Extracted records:
══════
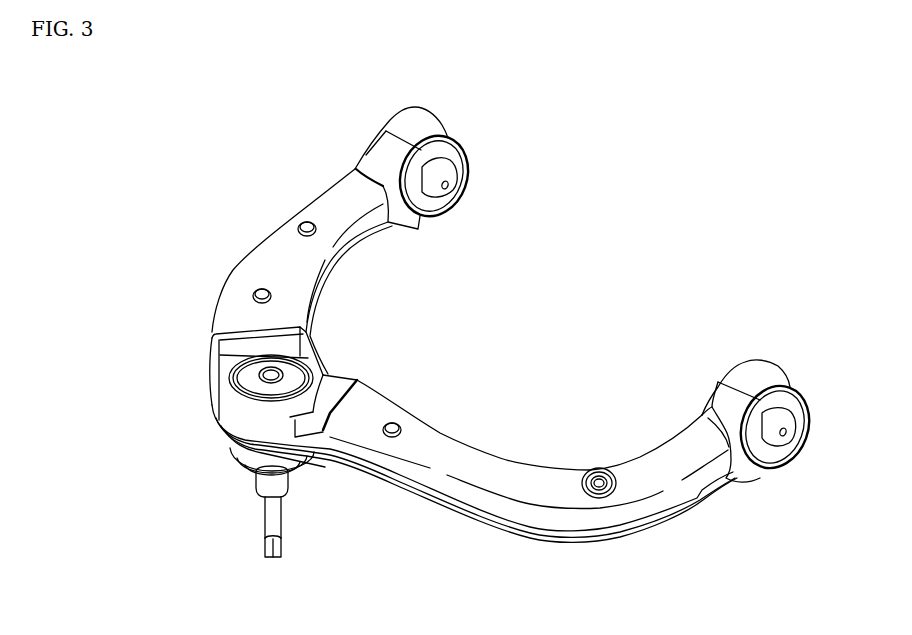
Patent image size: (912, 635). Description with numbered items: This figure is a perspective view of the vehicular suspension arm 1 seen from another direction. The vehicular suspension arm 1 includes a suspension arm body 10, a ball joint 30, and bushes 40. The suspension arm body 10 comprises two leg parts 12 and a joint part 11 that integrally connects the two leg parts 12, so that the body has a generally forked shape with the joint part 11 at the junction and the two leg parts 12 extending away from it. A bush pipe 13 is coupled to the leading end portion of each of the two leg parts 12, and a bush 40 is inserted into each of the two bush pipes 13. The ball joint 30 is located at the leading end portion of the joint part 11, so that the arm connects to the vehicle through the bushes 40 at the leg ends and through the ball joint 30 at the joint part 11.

The vehicular suspension arm 1 is at (597, 627).
The suspension arm body 10 is at (428, 498).
The joint part 11 is at (338, 382).
The leg parts 12 is at (343, 258).
The bush pipe 13 is at (427, 130).
The ball joint 30 is at (209, 407).
The bushes 40 is at (462, 173).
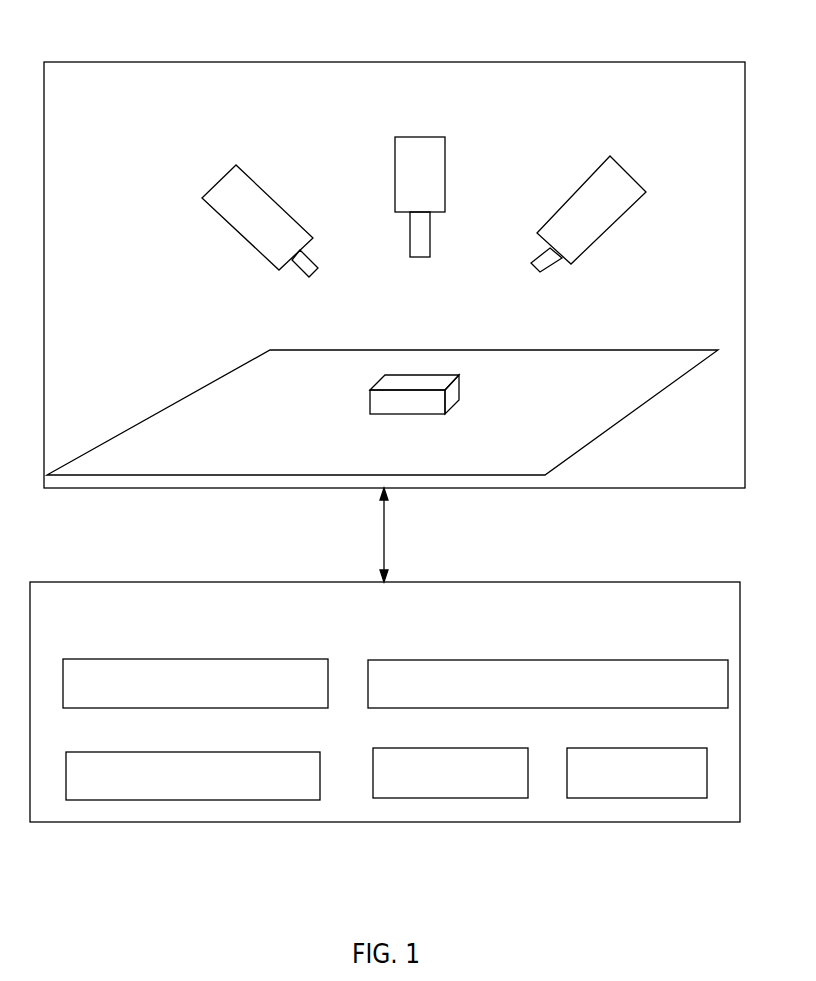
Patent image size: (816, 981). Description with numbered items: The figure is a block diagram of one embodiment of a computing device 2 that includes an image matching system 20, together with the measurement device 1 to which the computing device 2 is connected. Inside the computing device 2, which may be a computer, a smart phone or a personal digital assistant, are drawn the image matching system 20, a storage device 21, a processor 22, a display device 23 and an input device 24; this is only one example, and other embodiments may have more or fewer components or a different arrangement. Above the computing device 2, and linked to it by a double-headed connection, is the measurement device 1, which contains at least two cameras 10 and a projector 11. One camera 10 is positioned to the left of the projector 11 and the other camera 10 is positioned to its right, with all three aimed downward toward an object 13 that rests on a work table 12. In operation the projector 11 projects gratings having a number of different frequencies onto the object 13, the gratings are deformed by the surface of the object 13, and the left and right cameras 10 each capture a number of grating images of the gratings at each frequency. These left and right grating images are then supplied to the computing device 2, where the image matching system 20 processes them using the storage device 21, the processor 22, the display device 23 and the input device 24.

The measurement device 1 is at (447, 62).
The camera 10 is at (276, 203).
The projector 11 is at (418, 137).
The work table 12 is at (610, 350).
The object 13 is at (462, 392).
The computing device 2 is at (602, 580).
The image matching system 20 is at (218, 658).
The storage device 21 is at (323, 782).
The processor 22 is at (593, 660).
The display device 23 is at (478, 748).
The input device 24 is at (628, 748).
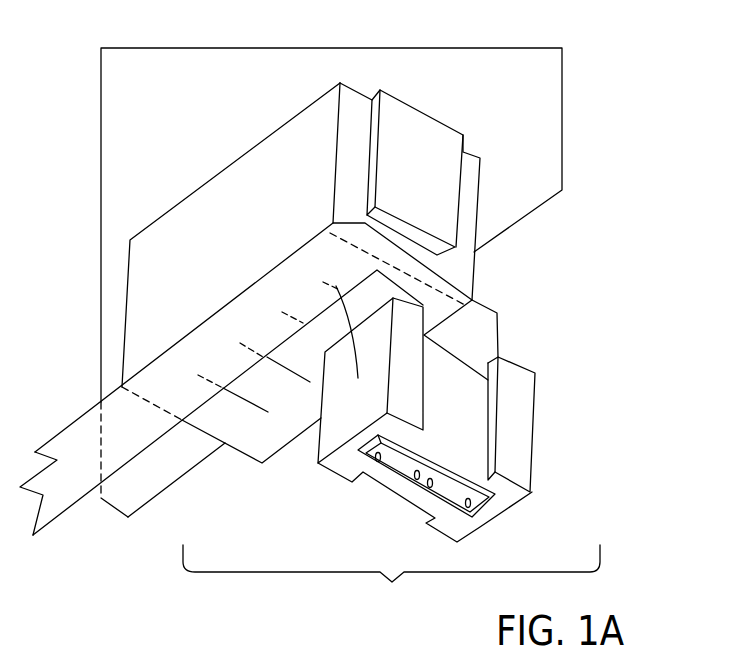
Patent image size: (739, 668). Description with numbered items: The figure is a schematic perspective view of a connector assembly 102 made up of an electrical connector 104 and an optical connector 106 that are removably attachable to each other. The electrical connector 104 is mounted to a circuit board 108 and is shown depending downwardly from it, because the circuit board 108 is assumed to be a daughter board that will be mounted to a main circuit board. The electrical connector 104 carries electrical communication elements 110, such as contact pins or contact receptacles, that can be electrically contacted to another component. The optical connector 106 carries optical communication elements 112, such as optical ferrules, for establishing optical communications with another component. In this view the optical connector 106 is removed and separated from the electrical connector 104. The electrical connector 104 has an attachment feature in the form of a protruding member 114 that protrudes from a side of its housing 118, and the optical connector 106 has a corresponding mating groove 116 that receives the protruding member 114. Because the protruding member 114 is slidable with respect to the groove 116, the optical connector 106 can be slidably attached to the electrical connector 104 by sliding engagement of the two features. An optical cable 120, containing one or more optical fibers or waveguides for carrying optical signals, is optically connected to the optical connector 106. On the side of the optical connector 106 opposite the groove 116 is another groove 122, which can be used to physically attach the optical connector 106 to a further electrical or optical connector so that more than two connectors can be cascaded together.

The connector assembly 102 is at (391, 582).
The electrical connector 104 is at (240, 449).
The optical connector 106 is at (503, 523).
The circuit board 108 is at (225, 58).
The electrical communication elements 110 is at (223, 388).
The optical communication elements 112 is at (410, 458).
The protruding member 114 is at (436, 133).
The groove 116 is at (433, 521).
The housing 118 is at (152, 297).
The optical cable 120 is at (62, 505).
The groove 122 is at (493, 383).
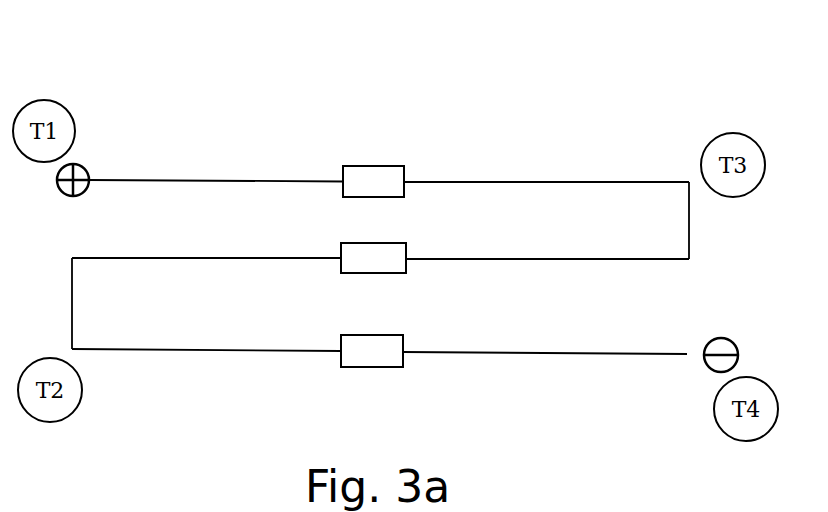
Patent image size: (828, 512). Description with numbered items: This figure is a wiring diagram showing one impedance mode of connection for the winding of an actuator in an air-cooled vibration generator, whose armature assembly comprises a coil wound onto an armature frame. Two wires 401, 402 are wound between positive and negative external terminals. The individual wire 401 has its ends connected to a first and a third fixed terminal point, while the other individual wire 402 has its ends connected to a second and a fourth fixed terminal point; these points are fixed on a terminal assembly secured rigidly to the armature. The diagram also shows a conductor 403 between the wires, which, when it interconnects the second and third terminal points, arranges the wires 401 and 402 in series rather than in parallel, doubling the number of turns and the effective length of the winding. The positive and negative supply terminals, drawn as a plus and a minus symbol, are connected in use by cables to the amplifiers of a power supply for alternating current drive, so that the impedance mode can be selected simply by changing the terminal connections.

The wire 401 is at (389, 182).
The wire 402 is at (379, 351).
The conductor 403 is at (380, 258).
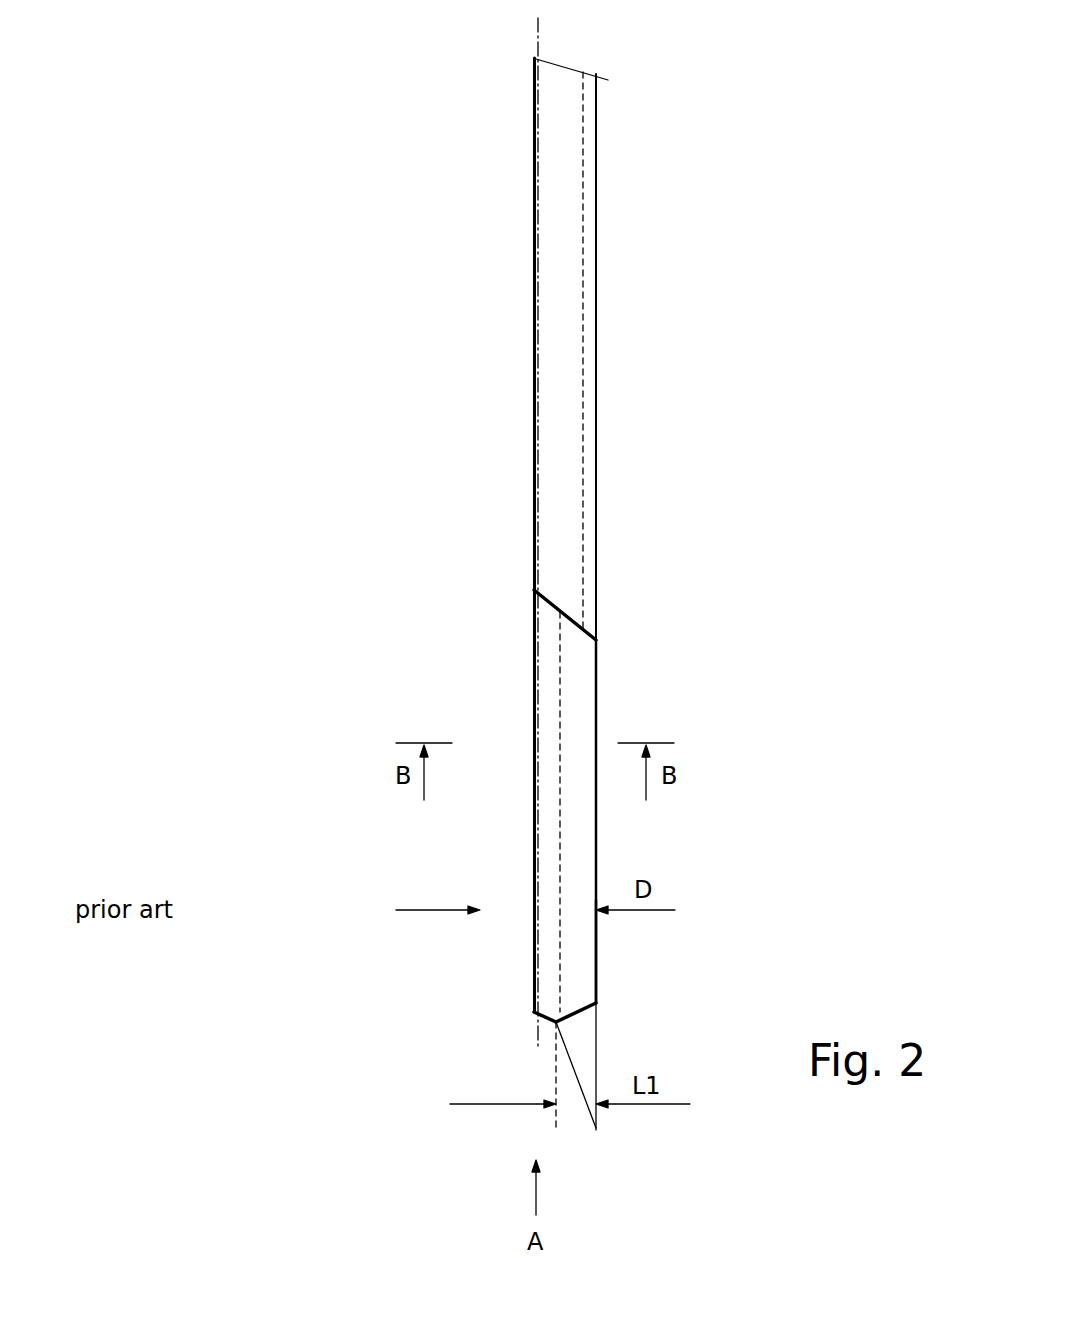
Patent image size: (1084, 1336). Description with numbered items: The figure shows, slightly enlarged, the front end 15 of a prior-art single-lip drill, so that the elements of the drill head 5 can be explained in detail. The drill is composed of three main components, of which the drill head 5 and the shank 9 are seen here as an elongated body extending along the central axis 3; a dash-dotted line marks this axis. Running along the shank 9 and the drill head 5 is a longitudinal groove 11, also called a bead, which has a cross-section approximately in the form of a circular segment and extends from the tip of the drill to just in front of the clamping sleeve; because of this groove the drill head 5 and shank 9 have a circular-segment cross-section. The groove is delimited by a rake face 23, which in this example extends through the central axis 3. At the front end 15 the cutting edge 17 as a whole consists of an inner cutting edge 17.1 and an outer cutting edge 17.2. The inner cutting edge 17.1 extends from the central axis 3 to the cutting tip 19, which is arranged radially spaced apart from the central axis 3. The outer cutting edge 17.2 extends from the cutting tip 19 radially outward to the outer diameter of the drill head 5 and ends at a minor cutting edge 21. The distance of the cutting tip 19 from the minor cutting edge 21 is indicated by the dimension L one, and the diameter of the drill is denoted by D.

The central axis 3 is at (538, 48).
The drill head 5 is at (703, 652).
The shank 9 is at (703, 292).
The longitudinal groove 11 is at (564, 450).
The front end 15 is at (456, 1138).
The cutting edge 17 is at (527, 993).
The inner cutting edge 17.1 is at (537, 1025).
The outer cutting edge 17.2 is at (596, 1003).
The cutting tip 19 is at (596, 1128).
The minor cutting edge 21 is at (596, 956).
The rake face 23 is at (584, 863).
══════
## TASK PROMPT
Rewrite every line of the five records above as a single numbered list, skipping the blank lines. Leave the pictures out of your answer.

## TASK ANSWER
1. Patent image size: (912, 635). Description with numbered items: This figure is a perspective view of the vehicular suspension arm 1 seen from another direction. The vehicular suspension arm 1 includes a suspension arm body 10, a ball joint 30, and bushes 40. The suspension arm body 10 comprises two leg parts 12 and a joint part 11 that integrally connects the two leg parts 12, so that the body has a generally forked shape with the joint part 11 at the junction and the two leg parts 12 extending away from it. A bush pipe 13 is coupled to the leading end portion of each of the two leg parts 12, and a bush 40 is inserted into each of the two bush pipes 13. The ball joint 30 is located at the leading end portion of the joint part 11, so that the arm connects to the vehicle through the bushes 40 at the leg ends and through the ball joint 30 at the joint part 11.
2. The vehicular suspension arm 1 is at (597, 627).
3. The suspension arm body 10 is at (428, 498).
4. The joint part 11 is at (338, 382).
5. The leg parts 12 is at (343, 258).
6. The bush pipe 13 is at (427, 130).
7. The ball joint 30 is at (209, 407).
8. The bushes 40 is at (462, 173).
9. Patent image size: (816, 981). Description with numbered items: The figure is a block diagram of one embodiment of a computing device 2 that includes an image matching system 20, together with the measurement device 1 to which the computing device 2 is connected. Inside the computing device 2, which may be a computer, a smart phone or a personal digital assistant, are drawn the image matching system 20, a storage device 21, a processor 22, a display device 23 and an input device 24; this is only one example, and other embodiments may have more or fewer components or a different arrangement. Above the computing device 2, and linked to it by a double-headed connection, is the measurement device 1, which contains at least two cameras 10 and a projector 11. One camera 10 is positioned to the left of the projector 11 and the other camera 10 is positioned to its right, with all three aimed downward toward an object 13 that rests on a work table 12. In operation the projector 11 projects gratings having a number of different frequencies onto the object 13, the gratings are deformed by the surface of the object 13, and the left and right cameras 10 each capture a number of grating images of the gratings at each frequency. These left and right grating images are then supplied to the computing device 2, where the image matching system 20 processes them using the storage device 21, the processor 22, the display device 23 and the input device 24.
10. The measurement device 1 is at (447, 62).
11. The camera 10 is at (276, 203).
12. The projector 11 is at (418, 137).
13. The work table 12 is at (610, 350).
14. The object 13 is at (462, 392).
15. The computing device 2 is at (602, 580).
16. The image matching system 20 is at (218, 658).
17. The storage device 21 is at (323, 782).
18. The processor 22 is at (593, 660).
19. The display device 23 is at (478, 748).
20. The input device 24 is at (628, 748).
21. Patent image size: (739, 668). Description with numbered items: The figure is a schematic perspective view of a connector assembly 102 made up of an electrical connector 104 and an optical connector 106 that are removably attachable to each other. The electrical connector 104 is mounted to a circuit board 108 and is shown depending downwardly from it, because the circuit board 108 is assumed to be a daughter board that will be mounted to a main circuit board. The electrical connector 104 carries electrical communication elements 110, such as contact pins or contact receptacles, that can be electrically contacted to another component. The optical connector 106 carries optical communication elements 112, such as optical ferrules, for establishing optical communications with another component. In this view the optical connector 106 is removed and separated from the electrical connector 104. The electrical connector 104 has an attachment feature in the form of a protruding member 114 that protrudes from a side of its housing 118, and the optical connector 106 has a corresponding mating groove 116 that receives the protruding member 114. Because the protruding member 114 is slidable with respect to the groove 116, the optical connector 106 can be slidably attached to the electrical connector 104 by sliding engagement of the two features. An optical cable 120, containing one or more optical fibers or waveguides for carrying optical signals, is optically connected to the optical connector 106. On the side of the optical connector 106 opposite the groove 116 is another groove 122, which can be used to physically attach the optical connector 106 to a further electrical or optical connector so that more than two connectors can be cascaded together.
22. The connector assembly 102 is at (391, 582).
23. The electrical connector 104 is at (240, 449).
24. The optical connector 106 is at (503, 523).
25. The circuit board 108 is at (225, 58).
26. The electrical communication elements 110 is at (223, 388).
27. The optical communication elements 112 is at (410, 458).
28. The protruding member 114 is at (436, 133).
29. The groove 116 is at (433, 521).
30. The housing 118 is at (152, 297).
31. The optical cable 120 is at (62, 505).
32. The groove 122 is at (493, 383).
33. Patent image size: (828, 512). Description with numbered items: This figure is a wiring diagram showing one impedance mode of connection for the winding of an actuator in an air-cooled vibration generator, whose armature assembly comprises a coil wound onto an armature frame. Two wires 401, 402 are wound between positive and negative external terminals. The individual wire 401 has its ends connected to a first and a third fixed terminal point, while the other individual wire 402 has its ends connected to a second and a fourth fixed terminal point; these points are fixed on a terminal assembly secured rigidly to the armature. The diagram also shows a conductor 403 between the wires, which, when it interconnects the second and third terminal points, arranges the wires 401 and 402 in series rather than in parallel, doubling the number of turns and the effective length of the winding. The positive and negative supply terminals, drawn as a plus and a minus symbol, are connected in use by cables to the amplifiers of a power supply for alternating current drive, so that the impedance mode can be selected simply by changing the terminal connections.
34. The wire 401 is at (389, 182).
35. The wire 402 is at (379, 351).
36. The conductor 403 is at (380, 258).
37. Patent image size: (1084, 1336). Description with numbered items: The figure shows, slightly enlarged, the front end 15 of a prior-art single-lip drill, so that the elements of the drill head 5 can be explained in detail. The drill is composed of three main components, of which the drill head 5 and the shank 9 are seen here as an elongated body extending along the central axis 3; a dash-dotted line marks this axis. Running along the shank 9 and the drill head 5 is a longitudinal groove 11, also called a bead, which has a cross-section approximately in the form of a circular segment and extends from the tip of the drill to just in front of the clamping sleeve; because of this groove the drill head 5 and shank 9 have a circular-segment cross-section. The groove is delimited by a rake face 23, which in this example extends through the central axis 3. At the front end 15 the cutting edge 17 as a whole consists of an inner cutting edge 17.1 and an outer cutting edge 17.2. The inner cutting edge 17.1 extends from the central axis 3 to the cutting tip 19, which is arranged radially spaced apart from the central axis 3. The outer cutting edge 17.2 extends from the cutting tip 19 radially outward to the outer diameter of the drill head 5 and ends at a minor cutting edge 21. The distance of the cutting tip 19 from the minor cutting edge 21 is indicated by the dimension L one, and the diameter of the drill is denoted by D.
38. The central axis 3 is at (538, 48).
39. The drill head 5 is at (703, 652).
40. The shank 9 is at (703, 292).
41. The longitudinal groove 11 is at (564, 450).
42. The front end 15 is at (456, 1138).
43. The cutting edge 17 is at (527, 993).
44. The inner cutting edge 17.1 is at (537, 1025).
45. The outer cutting edge 17.2 is at (596, 1003).
46. The cutting tip 19 is at (596, 1128).
47. The minor cutting edge 21 is at (596, 956).
48. The rake face 23 is at (584, 863).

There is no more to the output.